> **Directions for this task**
Check each line of the material below for "duration", then copy the ones that contain it.

> **Extracted material**
begin
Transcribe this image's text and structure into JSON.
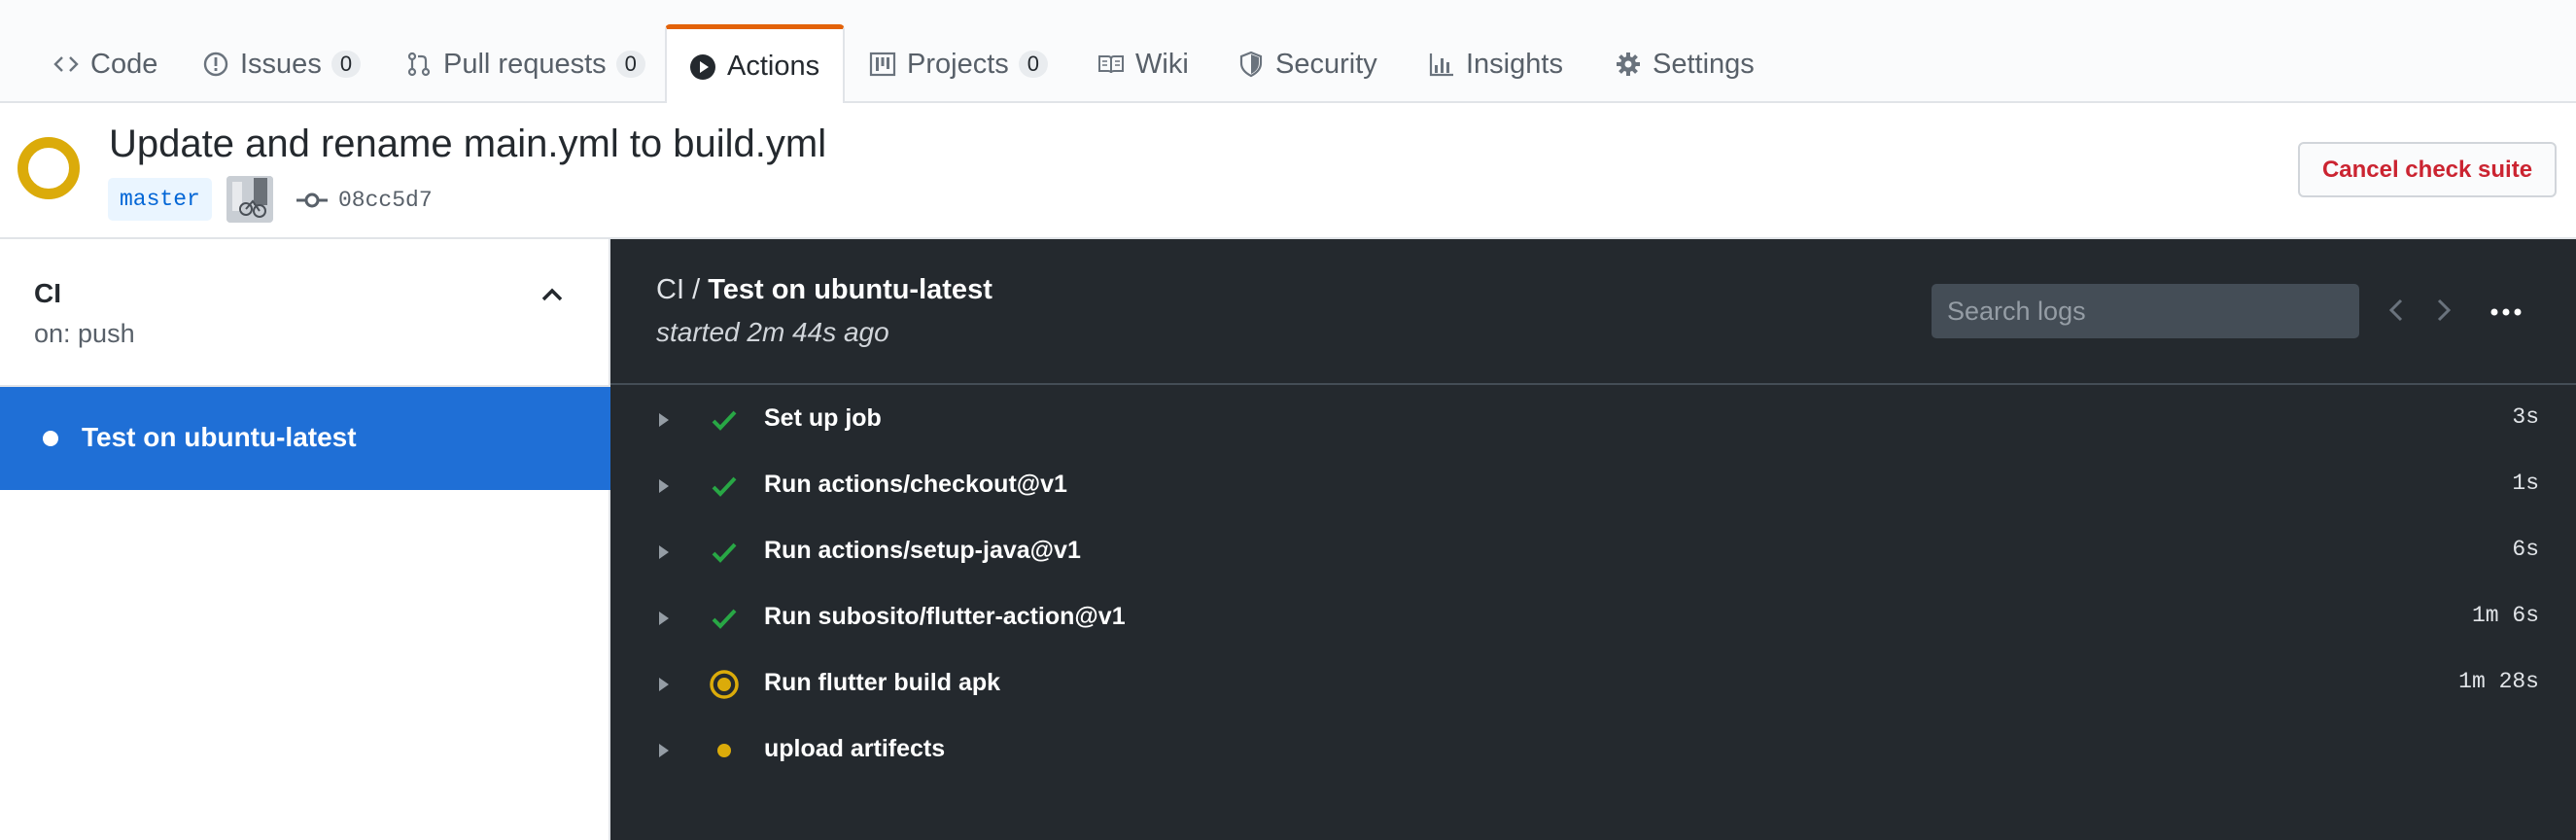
{
  "tabs": [
    {
      "label": "Code",
      "icon": "code-icon"
    },
    {
      "label": "Issues",
      "icon": "issue-icon",
      "count": "0"
    },
    {
      "label": "Pull requests",
      "icon": "pull-request-icon",
      "count": "0"
    },
    {
      "label": "Actions",
      "icon": "play-icon",
      "selected": true
    },
    {
      "label": "Projects",
      "icon": "project-icon",
      "count": "0"
    },
    {
      "label": "Wiki",
      "icon": "book-icon"
    },
    {
      "label": "Security",
      "icon": "shield-icon"
    },
    {
      "label": "Insights",
      "icon": "graph-icon"
    },
    {
      "label": "Settings",
      "icon": "gear-icon"
    }
  ],
  "header": {
    "title": "Update and rename main.yml to build.yml",
    "branch": "master",
    "commit_sha": "08cc5d7",
    "cancel_label": "Cancel check suite",
    "status": "in-progress"
  },
  "sidebar": {
    "workflow_name": "CI",
    "workflow_trigger": "on: push",
    "jobs": [
      {
        "label": "Test on ubuntu-latest",
        "selected": true
      }
    ]
  },
  "log": {
    "workflow": "CI",
    "separator": "/",
    "job": "Test on ubuntu-latest",
    "started": "started 2m 44s ago",
    "search_placeholder": "Search logs",
    "steps": [
      {
        "name": "Set up job",
        "status": "success",
        "duration": "3s"
      },
      {
        "name": "Run actions/checkout@v1",
        "status": "success",
        "duration": "1s"
      },
      {
        "name": "Run actions/setup-java@v1",
        "status": "success",
        "duration": "6s"
      },
      {
        "name": "Run subosito/flutter-action@v1",
        "status": "success",
        "duration": "1m 6s"
      },
      {
        "name": "Run flutter build apk",
        "status": "in-progress",
        "duration": "1m 28s"
      },
      {
        "name": "upload artifects",
        "status": "queued",
        "duration": ""
      }
    ]
  },
  "colors": {
    "accent_tab": "#e36209",
    "in_progress": "#dbab0a",
    "success": "#28a745",
    "selected_job": "#1f6fd6",
    "cancel_text": "#cb2431"
  }
}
end
> **Completed exercise**
        "duration": "3s"
        "duration": "1s"
        "duration": "6s"
        "duration": "1m 6s"
        "duration": "1m 28s"
        "duration": ""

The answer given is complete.